::: Exercise input :::
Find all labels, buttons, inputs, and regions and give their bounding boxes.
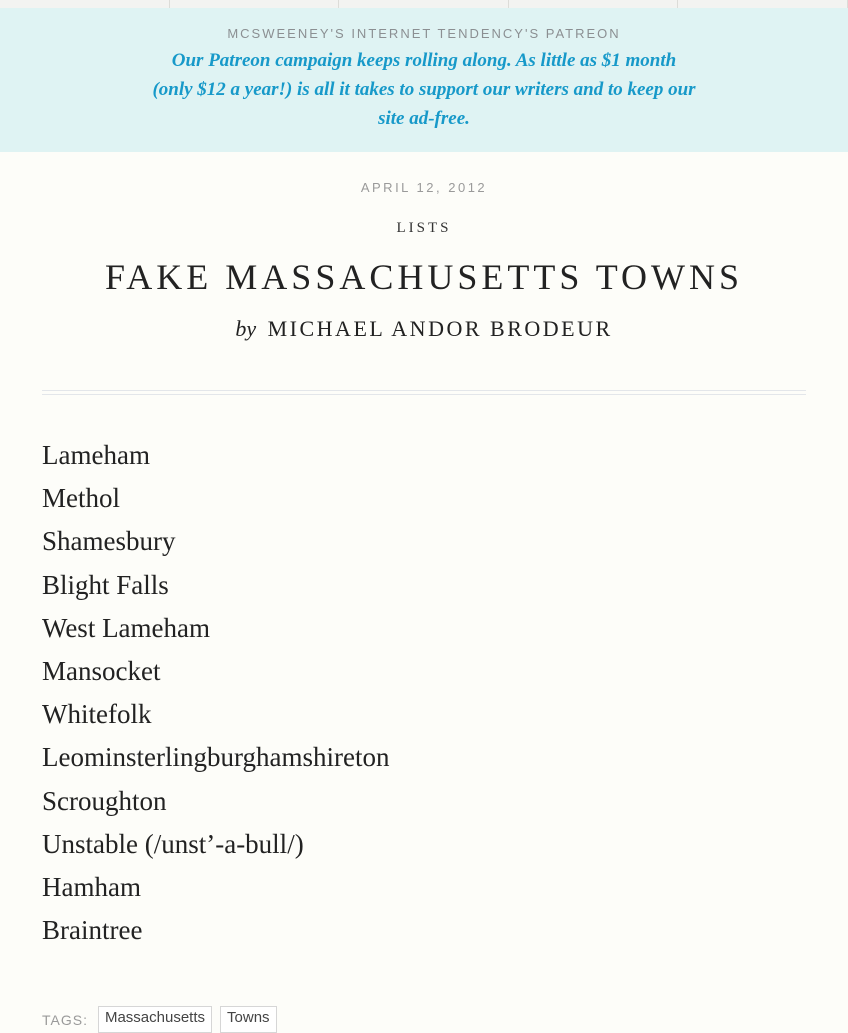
list-item: Braintree — [42, 915, 143, 946]
tab-segment[interactable] — [509, 0, 679, 8]
list-item: Shamesbury — [42, 526, 176, 557]
article-date: APRIL 12, 2012 — [360, 180, 488, 195]
list-item: West Lameham — [42, 612, 211, 643]
tab-segment[interactable] — [339, 0, 509, 8]
header-divider — [42, 390, 806, 395]
byline-author-link[interactable]: MICHAEL ANDOR BRODEUR — [267, 316, 613, 341]
list-item: Methol — [42, 483, 120, 514]
article-category-link[interactable]: LISTS — [396, 220, 452, 236]
patreon-banner-message[interactable]: Our Patreon campaign keeps rolling along. As little as $1 month (only $12 a year!) is all it takes to support our writers and to keep our site ad-free. — [152, 50, 696, 129]
list-item: Unstable (/unst’-a-bull/) — [42, 828, 304, 859]
town-list — [42, 434, 389, 952]
list-item: Scroughton — [42, 785, 167, 816]
list-item: Mansocket — [42, 656, 161, 687]
tab-segment[interactable] — [0, 0, 170, 8]
list-item: Leominsterlingburghamshireton — [42, 742, 390, 773]
list-item: Blight Falls — [42, 569, 169, 600]
tags-row — [42, 1006, 285, 1033]
article-byline — [0, 316, 848, 342]
byline-prefix: by — [235, 316, 257, 341]
article-title: FAKE MASSACHUSETTS TOWNS — [104, 257, 744, 297]
tab-segment[interactable] — [170, 0, 340, 8]
tag-massachusetts[interactable]: Massachusetts — [98, 1006, 212, 1033]
patreon-banner-label: MCSWEENEY'S INTERNET TENDENCY'S PATREON — [227, 26, 621, 41]
tags-label: TAGS: — [42, 1011, 88, 1028]
list-item: Lameham — [42, 440, 150, 470]
tab-segment[interactable] — [678, 0, 848, 8]
patreon-banner[interactable] — [0, 8, 848, 152]
list-item: Hamham — [42, 872, 141, 903]
tag-towns[interactable]: Towns — [220, 1006, 277, 1033]
list-item: Whitefolk — [42, 699, 152, 730]
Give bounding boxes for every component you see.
:::
Rewrite the rows above with every "list-item" changed to "list-entry" and nothing else altered. Leave out the pictures.

◆ **Answer to the exercise**
Find all labels, buttons, inputs, and regions and give their bounding boxes.
list-entry: Braintree — [42, 915, 143, 946]
tab-segment[interactable] — [509, 0, 679, 8]
list-entry: Shamesbury — [42, 526, 176, 557]
article-date: APRIL 12, 2012 — [360, 180, 488, 195]
list-entry: West Lameham — [42, 612, 211, 643]
tab-segment[interactable] — [339, 0, 509, 8]
header-divider — [42, 390, 806, 395]
byline-author-link[interactable]: MICHAEL ANDOR BRODEUR — [267, 316, 613, 341]
list-entry: Methol — [42, 483, 120, 514]
article-category-link[interactable]: LISTS — [396, 220, 452, 236]
patreon-banner-message[interactable]: Our Patreon campaign keeps rolling along. As little as $1 month (only $12 a year!) is all it takes to support our writers and to keep our site ad-free. — [152, 50, 696, 129]
list-entry: Unstable (/unst’-a-bull/) — [42, 828, 304, 859]
town-list — [42, 434, 389, 952]
list-entry: Scroughton — [42, 785, 167, 816]
list-entry: Mansocket — [42, 656, 161, 687]
tab-segment[interactable] — [0, 0, 170, 8]
list-entry: Leominsterlingburghamshireton — [42, 742, 390, 773]
list-entry: Blight Falls — [42, 569, 169, 600]
tags-row — [42, 1006, 285, 1033]
article-byline — [0, 316, 848, 342]
byline-prefix: by — [235, 316, 257, 341]
article-title: FAKE MASSACHUSETTS TOWNS — [104, 257, 744, 297]
tab-segment[interactable] — [170, 0, 340, 8]
tag-massachusetts[interactable]: Massachusetts — [98, 1006, 212, 1033]
patreon-banner-label: MCSWEENEY'S INTERNET TENDENCY'S PATREON — [227, 26, 621, 41]
tags-label: TAGS: — [42, 1011, 88, 1028]
list-entry: Lameham — [42, 440, 150, 470]
tab-segment[interactable] — [678, 0, 848, 8]
patreon-banner[interactable] — [0, 8, 848, 152]
list-entry: Hamham — [42, 872, 141, 903]
tag-towns[interactable]: Towns — [220, 1006, 277, 1033]
list-entry: Whitefolk — [42, 699, 152, 730]
Give bounding boxes for every component you see.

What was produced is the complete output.